** INSTRUCTIONS FOR THE TASK **
Count how many lines hold the string "JSON". Answer with that number and nothing more.

** SUPPLIED DATA **

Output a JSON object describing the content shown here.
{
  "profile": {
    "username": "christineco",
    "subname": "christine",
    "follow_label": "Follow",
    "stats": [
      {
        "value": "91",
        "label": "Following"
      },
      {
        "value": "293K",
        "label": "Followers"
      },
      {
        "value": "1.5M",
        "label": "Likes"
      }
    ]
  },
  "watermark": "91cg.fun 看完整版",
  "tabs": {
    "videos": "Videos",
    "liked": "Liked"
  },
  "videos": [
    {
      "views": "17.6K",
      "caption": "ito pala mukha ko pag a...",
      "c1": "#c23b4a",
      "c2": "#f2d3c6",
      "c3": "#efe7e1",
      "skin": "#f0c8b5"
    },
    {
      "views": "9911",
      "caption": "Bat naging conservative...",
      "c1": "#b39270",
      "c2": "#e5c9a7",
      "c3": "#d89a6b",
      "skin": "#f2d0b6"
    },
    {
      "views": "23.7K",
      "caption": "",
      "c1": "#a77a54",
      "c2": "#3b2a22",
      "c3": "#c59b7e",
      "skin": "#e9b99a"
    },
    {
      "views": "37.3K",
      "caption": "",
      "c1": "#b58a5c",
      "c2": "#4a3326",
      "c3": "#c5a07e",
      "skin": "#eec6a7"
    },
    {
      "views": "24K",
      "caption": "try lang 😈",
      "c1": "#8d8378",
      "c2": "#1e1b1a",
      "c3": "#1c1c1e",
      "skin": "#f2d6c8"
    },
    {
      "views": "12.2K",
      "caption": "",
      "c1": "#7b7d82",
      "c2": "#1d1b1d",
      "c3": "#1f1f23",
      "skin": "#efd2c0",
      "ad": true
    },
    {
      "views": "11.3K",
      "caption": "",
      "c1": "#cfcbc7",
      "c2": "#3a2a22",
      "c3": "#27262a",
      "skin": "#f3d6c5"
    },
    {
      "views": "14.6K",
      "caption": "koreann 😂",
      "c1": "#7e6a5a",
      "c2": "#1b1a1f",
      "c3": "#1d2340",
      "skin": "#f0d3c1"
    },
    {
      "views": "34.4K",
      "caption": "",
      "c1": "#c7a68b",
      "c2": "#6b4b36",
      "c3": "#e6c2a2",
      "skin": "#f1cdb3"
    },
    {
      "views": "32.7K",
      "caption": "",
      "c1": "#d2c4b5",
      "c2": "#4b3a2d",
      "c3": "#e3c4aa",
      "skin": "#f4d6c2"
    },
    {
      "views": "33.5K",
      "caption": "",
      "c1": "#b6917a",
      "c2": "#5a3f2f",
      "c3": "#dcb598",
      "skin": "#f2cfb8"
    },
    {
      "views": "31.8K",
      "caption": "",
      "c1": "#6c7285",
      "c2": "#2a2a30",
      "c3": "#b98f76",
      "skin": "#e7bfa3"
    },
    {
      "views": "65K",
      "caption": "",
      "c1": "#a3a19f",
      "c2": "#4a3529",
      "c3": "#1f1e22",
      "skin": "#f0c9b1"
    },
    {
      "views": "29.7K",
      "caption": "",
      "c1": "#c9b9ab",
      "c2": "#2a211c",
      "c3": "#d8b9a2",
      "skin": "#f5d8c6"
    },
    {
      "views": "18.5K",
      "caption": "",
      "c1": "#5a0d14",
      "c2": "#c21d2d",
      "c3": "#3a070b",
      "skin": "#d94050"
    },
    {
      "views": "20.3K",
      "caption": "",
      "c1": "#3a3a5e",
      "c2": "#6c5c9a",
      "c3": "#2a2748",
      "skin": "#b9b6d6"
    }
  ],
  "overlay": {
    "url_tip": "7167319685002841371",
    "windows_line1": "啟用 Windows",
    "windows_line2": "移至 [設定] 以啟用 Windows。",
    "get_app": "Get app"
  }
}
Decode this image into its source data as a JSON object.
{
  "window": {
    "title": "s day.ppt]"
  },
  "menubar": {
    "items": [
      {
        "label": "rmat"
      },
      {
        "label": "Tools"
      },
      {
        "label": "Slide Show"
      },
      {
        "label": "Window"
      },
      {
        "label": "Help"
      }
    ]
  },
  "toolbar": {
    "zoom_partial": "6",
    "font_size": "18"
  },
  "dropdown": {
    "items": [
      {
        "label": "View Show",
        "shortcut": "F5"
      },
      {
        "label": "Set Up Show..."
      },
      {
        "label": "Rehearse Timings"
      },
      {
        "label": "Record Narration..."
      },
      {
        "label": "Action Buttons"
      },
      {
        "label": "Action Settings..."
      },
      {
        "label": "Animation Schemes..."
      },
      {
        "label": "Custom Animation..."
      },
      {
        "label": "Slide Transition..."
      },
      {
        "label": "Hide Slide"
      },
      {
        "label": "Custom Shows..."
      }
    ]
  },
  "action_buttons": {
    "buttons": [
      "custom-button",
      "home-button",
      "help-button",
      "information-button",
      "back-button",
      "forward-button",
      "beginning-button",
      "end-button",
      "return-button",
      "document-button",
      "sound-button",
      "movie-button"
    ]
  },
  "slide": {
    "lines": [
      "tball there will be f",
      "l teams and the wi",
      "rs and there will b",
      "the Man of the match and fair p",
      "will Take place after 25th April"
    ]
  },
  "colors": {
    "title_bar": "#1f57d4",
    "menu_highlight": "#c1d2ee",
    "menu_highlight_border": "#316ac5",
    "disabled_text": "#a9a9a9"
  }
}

** OUTPUT OF THE TASK **
2